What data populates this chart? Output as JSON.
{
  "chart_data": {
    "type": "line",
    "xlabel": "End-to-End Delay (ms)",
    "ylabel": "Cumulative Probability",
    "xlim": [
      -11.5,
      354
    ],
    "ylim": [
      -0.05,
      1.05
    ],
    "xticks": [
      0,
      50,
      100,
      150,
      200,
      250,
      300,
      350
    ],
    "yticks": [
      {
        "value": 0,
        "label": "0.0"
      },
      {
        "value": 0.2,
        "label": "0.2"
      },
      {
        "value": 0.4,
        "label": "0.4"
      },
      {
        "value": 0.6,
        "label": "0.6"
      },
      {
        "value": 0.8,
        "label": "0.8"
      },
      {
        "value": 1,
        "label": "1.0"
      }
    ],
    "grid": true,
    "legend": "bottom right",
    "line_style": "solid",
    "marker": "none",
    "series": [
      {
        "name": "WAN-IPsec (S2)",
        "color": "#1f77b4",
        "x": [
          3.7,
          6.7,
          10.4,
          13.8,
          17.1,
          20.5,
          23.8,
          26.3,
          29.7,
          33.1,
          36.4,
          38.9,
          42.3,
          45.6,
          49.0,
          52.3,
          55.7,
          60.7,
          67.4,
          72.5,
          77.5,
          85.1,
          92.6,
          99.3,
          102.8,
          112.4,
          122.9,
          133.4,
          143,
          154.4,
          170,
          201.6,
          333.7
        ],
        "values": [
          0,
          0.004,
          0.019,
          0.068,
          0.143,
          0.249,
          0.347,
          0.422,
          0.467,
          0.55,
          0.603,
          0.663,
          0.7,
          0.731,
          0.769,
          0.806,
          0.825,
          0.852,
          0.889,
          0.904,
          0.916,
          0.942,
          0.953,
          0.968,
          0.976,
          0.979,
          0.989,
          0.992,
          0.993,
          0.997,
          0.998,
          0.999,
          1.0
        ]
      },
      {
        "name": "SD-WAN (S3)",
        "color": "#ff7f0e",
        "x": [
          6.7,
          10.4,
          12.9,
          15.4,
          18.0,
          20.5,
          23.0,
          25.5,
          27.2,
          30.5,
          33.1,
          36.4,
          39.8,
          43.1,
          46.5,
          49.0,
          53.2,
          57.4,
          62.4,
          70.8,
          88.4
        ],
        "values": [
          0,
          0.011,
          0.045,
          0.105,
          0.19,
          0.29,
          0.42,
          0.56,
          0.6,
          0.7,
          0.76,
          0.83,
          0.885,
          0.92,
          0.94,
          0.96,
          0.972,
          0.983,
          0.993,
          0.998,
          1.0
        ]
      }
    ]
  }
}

**What the task asks:**
Every line of the material must be returned exactly as it appears.

**Answer to the exercise:**
What data populates this chart? Output as JSON.
{
  "chart_data": {
    "type": "line",
    "xlabel": "End-to-End Delay (ms)",
    "ylabel": "Cumulative Probability",
    "xlim": [
      -11.5,
      354
    ],
    "ylim": [
      -0.05,
      1.05
    ],
    "xticks": [
      0,
      50,
      100,
      150,
      200,
      250,
      300,
      350
    ],
    "yticks": [
      {
        "value": 0,
        "label": "0.0"
      },
      {
        "value": 0.2,
        "label": "0.2"
      },
      {
        "value": 0.4,
        "label": "0.4"
      },
      {
        "value": 0.6,
        "label": "0.6"
      },
      {
        "value": 0.8,
        "label": "0.8"
      },
      {
        "value": 1,
        "label": "1.0"
      }
    ],
    "grid": true,
    "legend": "bottom right",
    "line_style": "solid",
    "marker": "none",
    "series": [
      {
        "name": "WAN-IPsec (S2)",
        "color": "#1f77b4",
        "x": [
          3.7,
          6.7,
          10.4,
          13.8,
          17.1,
          20.5,
          23.8,
          26.3,
          29.7,
          33.1,
          36.4,
          38.9,
          42.3,
          45.6,
          49.0,
          52.3,
          55.7,
          60.7,
          67.4,
          72.5,
          77.5,
          85.1,
          92.6,
          99.3,
          102.8,
          112.4,
          122.9,
          133.4,
          143,
          154.4,
          170,
          201.6,
          333.7
        ],
        "values": [
          0,
          0.004,
          0.019,
          0.068,
          0.143,
          0.249,
          0.347,
          0.422,
          0.467,
          0.55,
          0.603,
          0.663,
          0.7,
          0.731,
          0.769,
          0.806,
          0.825,
          0.852,
          0.889,
          0.904,
          0.916,
          0.942,
          0.953,
          0.968,
          0.976,
          0.979,
          0.989,
          0.992,
          0.993,
          0.997,
          0.998,
          0.999,
          1.0
        ]
      },
      {
        "name": "SD-WAN (S3)",
        "color": "#ff7f0e",
        "x": [
          6.7,
          10.4,
          12.9,
          15.4,
          18.0,
          20.5,
          23.0,
          25.5,
          27.2,
          30.5,
          33.1,
          36.4,
          39.8,
          43.1,
          46.5,
          49.0,
          53.2,
          57.4,
          62.4,
          70.8,
          88.4
        ],
        "values": [
          0,
          0.011,
          0.045,
          0.105,
          0.19,
          0.29,
          0.42,
          0.56,
          0.6,
          0.7,
          0.76,
          0.83,
          0.885,
          0.92,
          0.94,
          0.96,
          0.972,
          0.983,
          0.993,
          0.998,
          1.0
        ]
      }
    ]
  }
}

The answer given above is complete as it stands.